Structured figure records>
***

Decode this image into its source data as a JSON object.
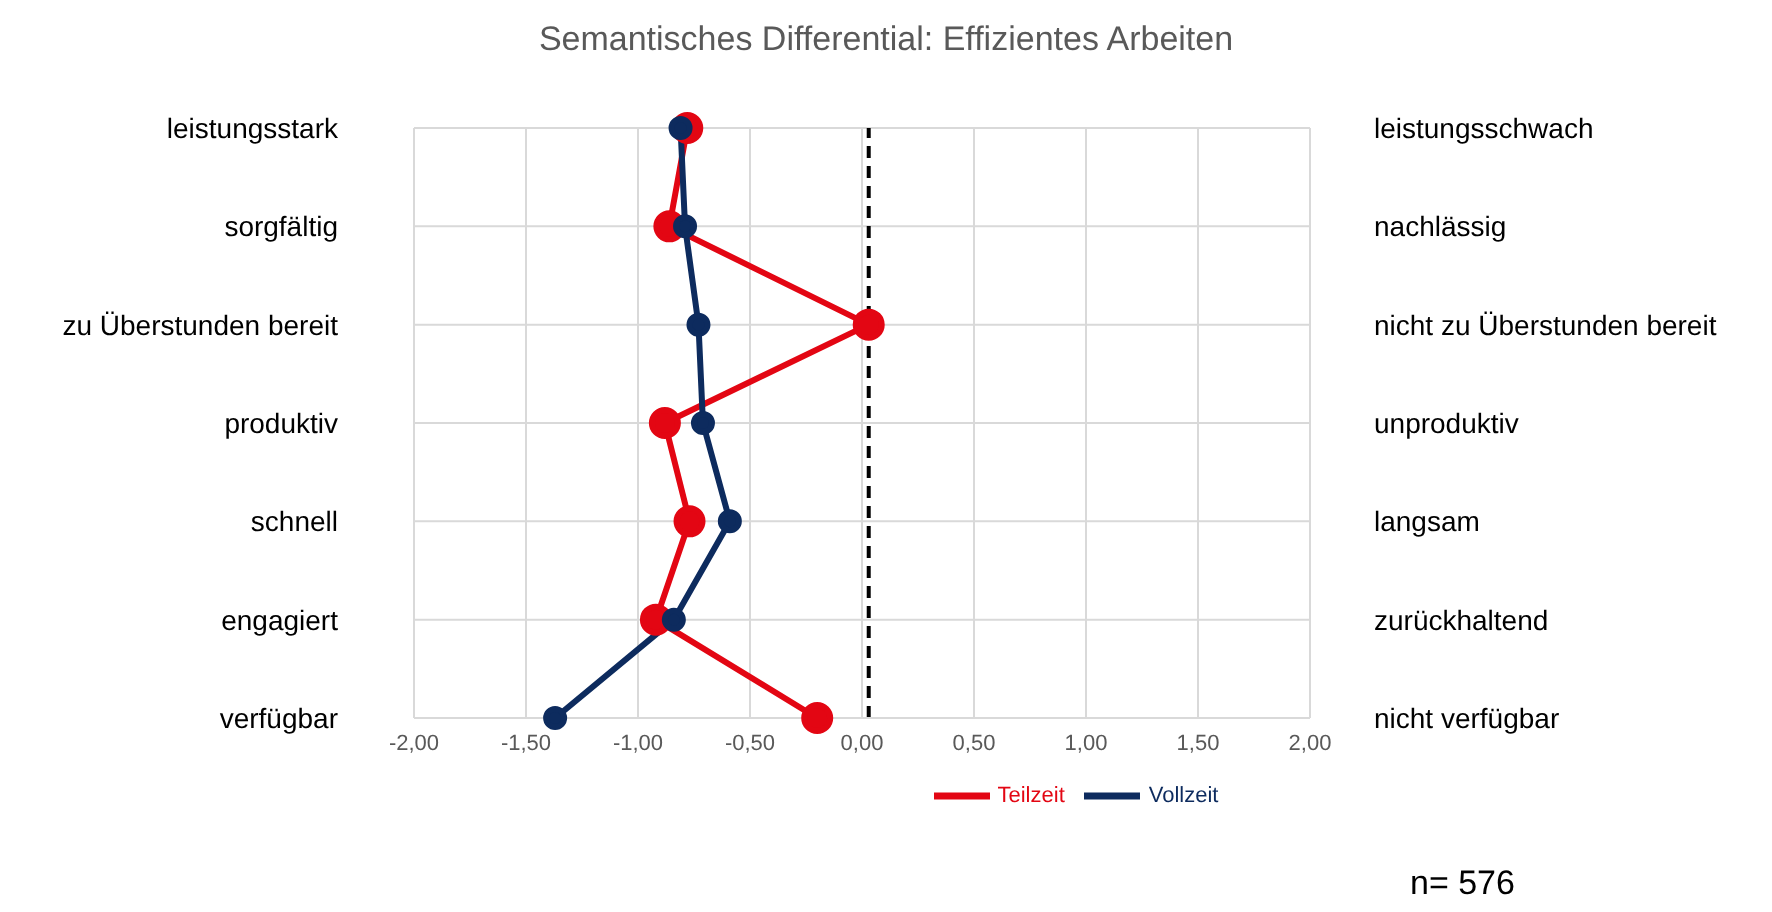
{
  "chart_data": {
    "type": "line",
    "orientation": "horizontal",
    "title": "Semantisches Differential: Effizientes Arbeiten",
    "categories": [
      "leistungsstark",
      "sorgfältig",
      "zu Überstunden bereit",
      "produktiv",
      "schnell",
      "engagiert",
      "verfügbar"
    ],
    "y2_categories": [
      "leistungsschwach",
      "nachlässig",
      "nicht zu Überstunden bereit",
      "unproduktiv",
      "langsam",
      "zurückhaltend",
      "nicht verfügbar"
    ],
    "series": [
      {
        "name": "Teilzeit",
        "color": "#e30613",
        "values": [
          -0.78,
          -0.86,
          0.03,
          -0.88,
          -0.77,
          -0.92,
          -0.2
        ]
      },
      {
        "name": "Vollzeit",
        "color": "#0d2b5e",
        "values": [
          -0.81,
          -0.79,
          -0.73,
          -0.71,
          -0.59,
          -0.84,
          -1.37
        ]
      }
    ],
    "xlim": [
      -2,
      2
    ],
    "xticks": [
      {
        "value": -2,
        "label": "-2,00"
      },
      {
        "value": -1.5,
        "label": "-1,50"
      },
      {
        "value": -1,
        "label": "-1,00"
      },
      {
        "value": -0.5,
        "label": "-0,50"
      },
      {
        "value": 0,
        "label": "0,00"
      },
      {
        "value": 0.5,
        "label": "0,50"
      },
      {
        "value": 1,
        "label": "1,00"
      },
      {
        "value": 1.5,
        "label": "1,50"
      },
      {
        "value": 2,
        "label": "2,00"
      }
    ],
    "ref_lines": [
      {
        "axis": "x",
        "value": 0.03,
        "color": "#000000",
        "line_style": "dashed"
      }
    ],
    "grid": true,
    "legend": "bottom",
    "marker": "circle",
    "line_style": "solid",
    "annotations": [
      "n= 576"
    ]
  }
}
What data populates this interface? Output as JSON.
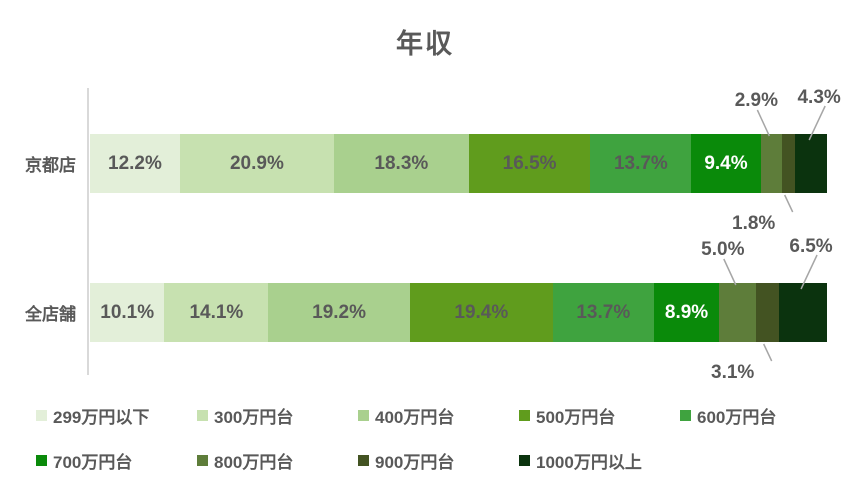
{
  "title": "年収",
  "chart_data": {
    "type": "bar",
    "stacked": true,
    "orientation": "horizontal",
    "title": "年収",
    "categories": [
      "京都店",
      "全店舗"
    ],
    "series": [
      {
        "name": "299万円以下",
        "color": "#e3efd9",
        "values": [
          12.2,
          10.1
        ]
      },
      {
        "name": "300万円台",
        "color": "#c7e1b0",
        "values": [
          20.9,
          14.1
        ]
      },
      {
        "name": "400万円台",
        "color": "#a9d08e",
        "values": [
          18.3,
          19.2
        ]
      },
      {
        "name": "500万円台",
        "color": "#609c1d",
        "values": [
          16.5,
          19.4
        ]
      },
      {
        "name": "600万円台",
        "color": "#3fa33f",
        "values": [
          13.7,
          13.7
        ]
      },
      {
        "name": "700万円台",
        "color": "#0a8a0a",
        "values": [
          9.4,
          8.9
        ]
      },
      {
        "name": "800万円台",
        "color": "#5e7d3a",
        "values": [
          2.9,
          5.0
        ]
      },
      {
        "name": "900万円台",
        "color": "#435322",
        "values": [
          1.8,
          3.1
        ]
      },
      {
        "name": "1000万円以上",
        "color": "#0b330e",
        "values": [
          4.3,
          6.5
        ]
      }
    ],
    "value_format": "percent",
    "value_suffix": "%",
    "xlim": [
      0,
      100
    ],
    "legend_position": "bottom",
    "grid": false
  },
  "style_colors": {
    "title_text": "#595959",
    "label_text": "#595959",
    "label_text_on_dark": "#ffffff",
    "axis_line": "#d9d9d9",
    "leader_line": "#a6a6a6"
  }
}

***

Your objective> Give back all entries exactly. No pictures belong in the copy.

Response>
Decode this image into its source data as a JSON object.
{
  "chart_data": {
    "type": "line",
    "orientation": "horizontal",
    "title": "Semantisches Differential: Effizientes Arbeiten",
    "categories": [
      "leistungsstark",
      "sorgfältig",
      "zu Überstunden bereit",
      "produktiv",
      "schnell",
      "engagiert",
      "verfügbar"
    ],
    "y2_categories": [
      "leistungsschwach",
      "nachlässig",
      "nicht zu Überstunden bereit",
      "unproduktiv",
      "langsam",
      "zurückhaltend",
      "nicht verfügbar"
    ],
    "series": [
      {
        "name": "Teilzeit",
        "color": "#e30613",
        "values": [
          -0.78,
          -0.86,
          0.03,
          -0.88,
          -0.77,
          -0.92,
          -0.2
        ]
      },
      {
        "name": "Vollzeit",
        "color": "#0d2b5e",
        "values": [
          -0.81,
          -0.79,
          -0.73,
          -0.71,
          -0.59,
          -0.84,
          -1.37
        ]
      }
    ],
    "xlim": [
      -2,
      2
    ],
    "xticks": [
      {
        "value": -2,
        "label": "-2,00"
      },
      {
        "value": -1.5,
        "label": "-1,50"
      },
      {
        "value": -1,
        "label": "-1,00"
      },
      {
        "value": -0.5,
        "label": "-0,50"
      },
      {
        "value": 0,
        "label": "0,00"
      },
      {
        "value": 0.5,
        "label": "0,50"
      },
      {
        "value": 1,
        "label": "1,00"
      },
      {
        "value": 1.5,
        "label": "1,50"
      },
      {
        "value": 2,
        "label": "2,00"
      }
    ],
    "ref_lines": [
      {
        "axis": "x",
        "value": 0.03,
        "color": "#000000",
        "line_style": "dashed"
      }
    ],
    "grid": true,
    "legend": "bottom",
    "marker": "circle",
    "line_style": "solid",
    "annotations": [
      "n= 576"
    ]
  }
}
What data populates this interface? Output as JSON.
{
  "title": "年収",
  "chart_data": {
    "type": "bar",
    "stacked": true,
    "orientation": "horizontal",
    "title": "年収",
    "categories": [
      "京都店",
      "全店舗"
    ],
    "series": [
      {
        "name": "299万円以下",
        "color": "#e3efd9",
        "values": [
          12.2,
          10.1
        ]
      },
      {
        "name": "300万円台",
        "color": "#c7e1b0",
        "values": [
          20.9,
          14.1
        ]
      },
      {
        "name": "400万円台",
        "color": "#a9d08e",
        "values": [
          18.3,
          19.2
        ]
      },
      {
        "name": "500万円台",
        "color": "#609c1d",
        "values": [
          16.5,
          19.4
        ]
      },
      {
        "name": "600万円台",
        "color": "#3fa33f",
        "values": [
          13.7,
          13.7
        ]
      },
      {
        "name": "700万円台",
        "color": "#0a8a0a",
        "values": [
          9.4,
          8.9
        ]
      },
      {
        "name": "800万円台",
        "color": "#5e7d3a",
        "values": [
          2.9,
          5.0
        ]
      },
      {
        "name": "900万円台",
        "color": "#435322",
        "values": [
          1.8,
          3.1
        ]
      },
      {
        "name": "1000万円以上",
        "color": "#0b330e",
        "values": [
          4.3,
          6.5
        ]
      }
    ],
    "value_format": "percent",
    "value_suffix": "%",
    "xlim": [
      0,
      100
    ],
    "legend_position": "bottom",
    "grid": false
  },
  "style_colors": {
    "title_text": "#595959",
    "label_text": "#595959",
    "label_text_on_dark": "#ffffff",
    "axis_line": "#d9d9d9",
    "leader_line": "#a6a6a6"
  }
}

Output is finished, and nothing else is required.